[start Text excerpt]
Interim president of Linfield University
- Incumbent
- Assumed office December 2023
- Preceded by: Miles K. Davis

Interim president of Oregon State University
- In office 2021–2022
- Preceded by: F. Alexander King
- Succeeded by: Jayathi Murthy

Personal details
- Born: 1955 (age 70–71) Madison, Wisconsin, U.S.
- Education: University of Wisconsin–Madison Michigan State University

= Rebecca L. Johnson =

American natural resource economist and academic administrator (born 1955)

Rebecca L. Johnson (born 1955) is an American natural resource economist and academic administrator serving as the interim president of Linfield University since 2023. Her research focuses on the economic valuation of non-market natural resources, including recreation, wildlife, and biodiversity. She was the interim president of Oregon State University from 2021 to 2022 and served as the vice president of Oregon State University–Cascades from 2008 to 2022.

== Early life and education ==
Johnson was born in 1955 in Madison, Wisconsin, where she was raised. Her family vacationed at a lake cabin in northern Wisconsin, which contributed to her early interest in natural resources. Johnson attended the University of Wisconsin–Madison, earning a B.A. in economics in 1977. While enrolled, she participated in varsity basketball and golf.
[end Text excerpt]
* Exercise task A *
In the Rebecca L. Johnson biography, what degree did Johnson earn from the University of Wisconsin–Madison, and in what year?
[start Records for this exercise]
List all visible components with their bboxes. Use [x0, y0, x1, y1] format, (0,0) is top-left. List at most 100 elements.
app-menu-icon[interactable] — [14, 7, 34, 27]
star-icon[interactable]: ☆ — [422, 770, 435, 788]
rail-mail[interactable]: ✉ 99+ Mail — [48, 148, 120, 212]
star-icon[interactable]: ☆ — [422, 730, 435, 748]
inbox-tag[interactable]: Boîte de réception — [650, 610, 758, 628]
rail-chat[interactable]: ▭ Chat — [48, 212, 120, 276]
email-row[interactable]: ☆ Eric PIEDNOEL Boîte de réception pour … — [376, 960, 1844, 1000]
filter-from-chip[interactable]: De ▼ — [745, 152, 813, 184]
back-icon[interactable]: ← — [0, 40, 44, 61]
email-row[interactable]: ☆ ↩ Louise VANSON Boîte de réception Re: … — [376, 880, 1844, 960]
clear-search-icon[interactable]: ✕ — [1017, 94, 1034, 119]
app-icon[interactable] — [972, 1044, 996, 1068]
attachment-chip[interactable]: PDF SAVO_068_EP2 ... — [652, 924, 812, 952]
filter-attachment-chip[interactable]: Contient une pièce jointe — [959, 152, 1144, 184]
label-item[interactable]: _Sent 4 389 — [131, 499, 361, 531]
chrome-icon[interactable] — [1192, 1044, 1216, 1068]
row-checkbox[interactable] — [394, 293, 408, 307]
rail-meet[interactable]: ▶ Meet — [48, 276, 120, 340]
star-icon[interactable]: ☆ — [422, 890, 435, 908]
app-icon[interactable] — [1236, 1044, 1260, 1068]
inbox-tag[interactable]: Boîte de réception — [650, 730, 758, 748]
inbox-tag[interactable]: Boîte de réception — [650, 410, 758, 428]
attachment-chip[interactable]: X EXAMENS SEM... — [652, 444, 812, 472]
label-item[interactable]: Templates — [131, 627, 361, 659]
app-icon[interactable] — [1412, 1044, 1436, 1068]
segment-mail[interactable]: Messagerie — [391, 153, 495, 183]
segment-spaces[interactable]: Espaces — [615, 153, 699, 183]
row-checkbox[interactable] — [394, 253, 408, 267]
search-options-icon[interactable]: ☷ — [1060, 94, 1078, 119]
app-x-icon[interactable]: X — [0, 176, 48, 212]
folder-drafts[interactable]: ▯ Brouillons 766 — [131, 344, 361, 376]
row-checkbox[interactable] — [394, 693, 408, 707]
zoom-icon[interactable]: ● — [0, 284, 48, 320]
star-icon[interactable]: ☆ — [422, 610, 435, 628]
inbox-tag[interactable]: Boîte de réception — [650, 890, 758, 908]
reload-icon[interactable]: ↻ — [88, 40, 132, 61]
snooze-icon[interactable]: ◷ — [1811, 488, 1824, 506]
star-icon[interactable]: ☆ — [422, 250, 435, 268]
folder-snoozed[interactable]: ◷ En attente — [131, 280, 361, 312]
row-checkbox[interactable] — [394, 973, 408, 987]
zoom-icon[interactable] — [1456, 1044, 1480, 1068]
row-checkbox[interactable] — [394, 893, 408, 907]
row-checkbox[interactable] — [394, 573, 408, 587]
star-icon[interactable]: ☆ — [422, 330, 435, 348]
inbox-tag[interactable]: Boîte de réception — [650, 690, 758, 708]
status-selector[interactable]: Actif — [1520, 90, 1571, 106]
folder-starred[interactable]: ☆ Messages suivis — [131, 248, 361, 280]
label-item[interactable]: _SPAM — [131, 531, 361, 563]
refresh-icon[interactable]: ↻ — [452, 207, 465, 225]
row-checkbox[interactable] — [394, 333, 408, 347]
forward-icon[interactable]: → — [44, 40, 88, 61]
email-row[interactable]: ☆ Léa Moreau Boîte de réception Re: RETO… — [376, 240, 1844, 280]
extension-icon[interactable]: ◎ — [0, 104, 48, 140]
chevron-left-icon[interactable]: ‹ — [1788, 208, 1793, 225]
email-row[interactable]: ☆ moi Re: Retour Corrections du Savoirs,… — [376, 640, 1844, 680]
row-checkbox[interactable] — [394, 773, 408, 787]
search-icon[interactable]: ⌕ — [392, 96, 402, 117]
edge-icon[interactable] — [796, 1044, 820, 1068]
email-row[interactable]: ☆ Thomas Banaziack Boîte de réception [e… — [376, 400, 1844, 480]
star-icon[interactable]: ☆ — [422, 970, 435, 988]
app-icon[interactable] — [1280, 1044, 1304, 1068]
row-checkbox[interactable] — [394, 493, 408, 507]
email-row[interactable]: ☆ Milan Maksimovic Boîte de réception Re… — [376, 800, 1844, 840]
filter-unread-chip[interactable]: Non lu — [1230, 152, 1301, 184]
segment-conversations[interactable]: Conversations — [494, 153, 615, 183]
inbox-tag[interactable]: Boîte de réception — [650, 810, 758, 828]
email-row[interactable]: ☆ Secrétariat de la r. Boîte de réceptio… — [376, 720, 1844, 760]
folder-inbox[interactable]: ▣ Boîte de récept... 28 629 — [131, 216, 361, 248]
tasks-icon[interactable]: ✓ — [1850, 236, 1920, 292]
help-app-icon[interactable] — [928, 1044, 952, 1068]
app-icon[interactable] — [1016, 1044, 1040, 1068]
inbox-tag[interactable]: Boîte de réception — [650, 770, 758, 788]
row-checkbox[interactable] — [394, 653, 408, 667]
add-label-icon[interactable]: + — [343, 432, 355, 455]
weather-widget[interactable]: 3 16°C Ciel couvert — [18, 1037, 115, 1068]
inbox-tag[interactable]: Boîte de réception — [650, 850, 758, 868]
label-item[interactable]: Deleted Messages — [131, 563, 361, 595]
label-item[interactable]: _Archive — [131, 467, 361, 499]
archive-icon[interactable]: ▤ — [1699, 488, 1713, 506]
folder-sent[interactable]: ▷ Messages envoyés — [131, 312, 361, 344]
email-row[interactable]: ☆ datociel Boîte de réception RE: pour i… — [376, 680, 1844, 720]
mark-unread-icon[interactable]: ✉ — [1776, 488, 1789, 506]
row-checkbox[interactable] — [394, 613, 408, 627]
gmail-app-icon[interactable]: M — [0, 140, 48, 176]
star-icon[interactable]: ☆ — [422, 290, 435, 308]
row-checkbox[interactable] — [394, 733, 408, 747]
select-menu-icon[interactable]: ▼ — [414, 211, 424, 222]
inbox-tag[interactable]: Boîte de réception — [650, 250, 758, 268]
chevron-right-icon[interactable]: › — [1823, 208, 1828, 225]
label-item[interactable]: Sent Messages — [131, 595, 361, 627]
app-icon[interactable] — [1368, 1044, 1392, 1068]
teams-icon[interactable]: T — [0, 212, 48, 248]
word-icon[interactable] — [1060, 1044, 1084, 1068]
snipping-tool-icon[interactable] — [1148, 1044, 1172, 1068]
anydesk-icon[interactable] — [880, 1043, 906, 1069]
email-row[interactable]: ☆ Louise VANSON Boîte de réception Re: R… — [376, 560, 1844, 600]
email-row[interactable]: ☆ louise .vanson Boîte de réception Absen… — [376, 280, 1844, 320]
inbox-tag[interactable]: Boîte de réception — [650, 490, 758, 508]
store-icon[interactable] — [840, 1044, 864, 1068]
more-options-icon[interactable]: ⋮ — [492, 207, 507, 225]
[end Records for this exercise]
* Exercise task B *
Reproduce the entries line for line, beginning at their first line and stopping after the line that contains "attachment-chip[interactable]: PDF SAVO_068_EP2".

* Problem solution A *
A B.A. in economics, in 1977.

* Problem solution B *
List all visible components with their bboxes. Use [x0, y0, x1, y1] format, (0,0) is top-left. List at most 100 elements.
app-menu-icon[interactable] — [14, 7, 34, 27]
star-icon[interactable]: ☆ — [422, 770, 435, 788]
rail-mail[interactable]: ✉ 99+ Mail — [48, 148, 120, 212]
star-icon[interactable]: ☆ — [422, 730, 435, 748]
inbox-tag[interactable]: Boîte de réception — [650, 610, 758, 628]
rail-chat[interactable]: ▭ Chat — [48, 212, 120, 276]
email-row[interactable]: ☆ Eric PIEDNOEL Boîte de réception pour … — [376, 960, 1844, 1000]
filter-from-chip[interactable]: De ▼ — [745, 152, 813, 184]
back-icon[interactable]: ← — [0, 40, 44, 61]
email-row[interactable]: ☆ ↩ Louise VANSON Boîte de réception Re: … — [376, 880, 1844, 960]
clear-search-icon[interactable]: ✕ — [1017, 94, 1034, 119]
app-icon[interactable] — [972, 1044, 996, 1068]
attachment-chip[interactable]: PDF SAVO_068_EP2 ... — [652, 924, 812, 952]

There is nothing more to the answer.